## 課題内容
[1] 映画「感染列島」の感想文のうち、「見ている最中、本作品でのウィ」から「世界に広がっていたはずです。」までを、一字一句違えずに書き写してください。
[2] 映画「感染列島」の感想文を、掲載されている最後の文の後から書き進めてください。

## 本文抜粋
--

感染列島【感想】

TSUTAYAのDISCASでDVDをレンタルして見ました。
最近は新型インフルエンザの脅威もそれほどではないと分かって来ましたが、上映当時はパンデミック(感染爆発)についてこれくらいの想定はあったのだろうと思います。

見ている最中、本作品でのウィルスの発生源が分かった辺りから、ウィルスの感染範囲の設定に疑問を持ちました。
ウィルスを日本に持ち込んだ立花医師は、間違いなく、飛行機で日本を離れたはずです。
入国後に病状が悪化して駅で咳をして吐血するくらいなのですから、その後、空港から彼と同じ飛行機に乗り合わせた人の誰一人感染しないで済んだとはとても考えられません。そう考えると、感染は全世界に広がっていたはずです。

--

## 提供資料

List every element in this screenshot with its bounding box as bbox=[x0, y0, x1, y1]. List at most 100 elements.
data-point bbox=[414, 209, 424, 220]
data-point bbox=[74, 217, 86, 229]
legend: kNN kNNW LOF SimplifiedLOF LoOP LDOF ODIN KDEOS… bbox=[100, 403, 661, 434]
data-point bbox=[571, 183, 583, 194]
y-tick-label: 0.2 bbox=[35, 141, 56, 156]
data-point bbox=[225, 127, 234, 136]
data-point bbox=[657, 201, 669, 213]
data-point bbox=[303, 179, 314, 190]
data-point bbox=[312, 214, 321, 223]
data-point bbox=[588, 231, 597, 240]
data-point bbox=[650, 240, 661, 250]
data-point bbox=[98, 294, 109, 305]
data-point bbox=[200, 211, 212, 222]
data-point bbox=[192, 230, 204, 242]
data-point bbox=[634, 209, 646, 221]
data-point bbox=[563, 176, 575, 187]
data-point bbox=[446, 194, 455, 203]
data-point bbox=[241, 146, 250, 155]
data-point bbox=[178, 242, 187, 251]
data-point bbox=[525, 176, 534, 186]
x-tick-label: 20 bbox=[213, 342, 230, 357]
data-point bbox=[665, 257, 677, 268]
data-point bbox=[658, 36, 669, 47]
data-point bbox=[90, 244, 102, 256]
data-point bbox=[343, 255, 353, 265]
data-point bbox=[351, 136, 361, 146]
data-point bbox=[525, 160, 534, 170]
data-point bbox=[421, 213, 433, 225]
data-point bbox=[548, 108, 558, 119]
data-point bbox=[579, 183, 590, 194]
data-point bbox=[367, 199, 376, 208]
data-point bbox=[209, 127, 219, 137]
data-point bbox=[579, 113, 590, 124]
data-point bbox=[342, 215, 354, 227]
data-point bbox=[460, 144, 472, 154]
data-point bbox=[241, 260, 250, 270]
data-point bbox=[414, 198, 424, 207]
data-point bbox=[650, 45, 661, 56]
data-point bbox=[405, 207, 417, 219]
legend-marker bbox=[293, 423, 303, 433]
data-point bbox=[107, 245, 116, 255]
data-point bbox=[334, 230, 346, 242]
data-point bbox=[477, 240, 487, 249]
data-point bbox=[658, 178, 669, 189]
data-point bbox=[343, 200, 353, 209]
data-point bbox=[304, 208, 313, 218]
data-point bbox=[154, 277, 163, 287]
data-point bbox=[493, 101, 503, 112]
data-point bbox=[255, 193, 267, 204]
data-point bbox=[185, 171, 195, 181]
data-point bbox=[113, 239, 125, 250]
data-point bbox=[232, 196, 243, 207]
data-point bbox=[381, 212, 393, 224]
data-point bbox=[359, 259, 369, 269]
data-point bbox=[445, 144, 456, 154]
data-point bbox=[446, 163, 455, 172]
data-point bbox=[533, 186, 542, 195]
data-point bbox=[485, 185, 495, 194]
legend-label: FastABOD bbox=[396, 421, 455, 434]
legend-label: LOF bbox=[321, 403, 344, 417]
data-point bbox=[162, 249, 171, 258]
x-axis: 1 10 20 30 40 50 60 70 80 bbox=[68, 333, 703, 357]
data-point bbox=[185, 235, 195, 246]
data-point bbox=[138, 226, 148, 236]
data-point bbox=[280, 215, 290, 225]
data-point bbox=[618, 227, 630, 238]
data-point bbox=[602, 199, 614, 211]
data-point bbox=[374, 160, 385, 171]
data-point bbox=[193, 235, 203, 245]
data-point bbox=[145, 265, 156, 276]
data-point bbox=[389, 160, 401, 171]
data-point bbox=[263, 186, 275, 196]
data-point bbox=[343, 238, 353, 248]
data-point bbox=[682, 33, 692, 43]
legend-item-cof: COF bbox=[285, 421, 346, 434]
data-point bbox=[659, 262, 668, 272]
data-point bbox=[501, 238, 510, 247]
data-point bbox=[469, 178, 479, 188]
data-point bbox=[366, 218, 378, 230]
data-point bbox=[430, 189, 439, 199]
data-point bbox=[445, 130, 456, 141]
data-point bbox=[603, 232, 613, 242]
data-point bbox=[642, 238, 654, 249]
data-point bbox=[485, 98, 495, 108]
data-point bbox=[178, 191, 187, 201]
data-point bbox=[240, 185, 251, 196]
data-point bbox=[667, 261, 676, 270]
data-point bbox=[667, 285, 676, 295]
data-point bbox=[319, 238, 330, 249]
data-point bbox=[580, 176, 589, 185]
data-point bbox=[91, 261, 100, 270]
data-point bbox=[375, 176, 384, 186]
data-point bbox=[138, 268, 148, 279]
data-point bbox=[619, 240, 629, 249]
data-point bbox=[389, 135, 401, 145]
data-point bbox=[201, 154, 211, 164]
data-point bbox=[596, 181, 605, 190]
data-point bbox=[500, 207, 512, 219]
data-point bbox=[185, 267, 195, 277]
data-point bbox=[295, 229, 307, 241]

--

## 課題の解答
[1]
見ている最中、本作品でのウィルスの発生源が分かった辺りから、ウィルスの感染範囲の設定に疑問を持ちました。
ウィルスを日本に持ち込んだ立花医師は、間違いなく、飛行機で日本を離れたはずです。
入国後に病状が悪化して駅で咳をして吐血するくらいなのですから、その後、空港から彼と同じ飛行機に乗り合わせた人の誰一人感染しないで済んだとはとても考えられません。そう考えると、感染は全世界に広がっていたはずです。

[2]
しかし、WHO加盟国の中では日本以外に発症者が見られないというのは、不思議でした。

また、何より、医療従事者が、自分が未知のウィルスに感染しているかも知れないと気付いた上で、病院にも行かずに公共交通機関を利用して国内を移動して出国するなど、あってはならないことだと思うのです。
そういった点に関する言及が無かったのも、少なからず不満でした。
あるいは、国外で活動する日本人医療従事者に対する何らかの皮肉だったのかも知れないなと思ってしまいました。

主人公の松岡と栄子、ハッピーエンドだと良いなと思っていたのですが、残念な結果になってしまいました。
思えば、病院で酸素吸入器が足りなくなった時、助かる見込みの低い患者から助かる見込みの高い患者へと機器を回すことにして、皆が嫌がる機器を外す行為を栄子が率先して行ない、機器を外された患者が当然間もなく息を引き取ったことがあったのですが、あれが栄子の罪として、死亡フラグになっていたのかなと思いました。
もちろん、あのような状況では、第三者の立場で合理的に考えれば、栄子の決断は間違ってはいなかったでしょう。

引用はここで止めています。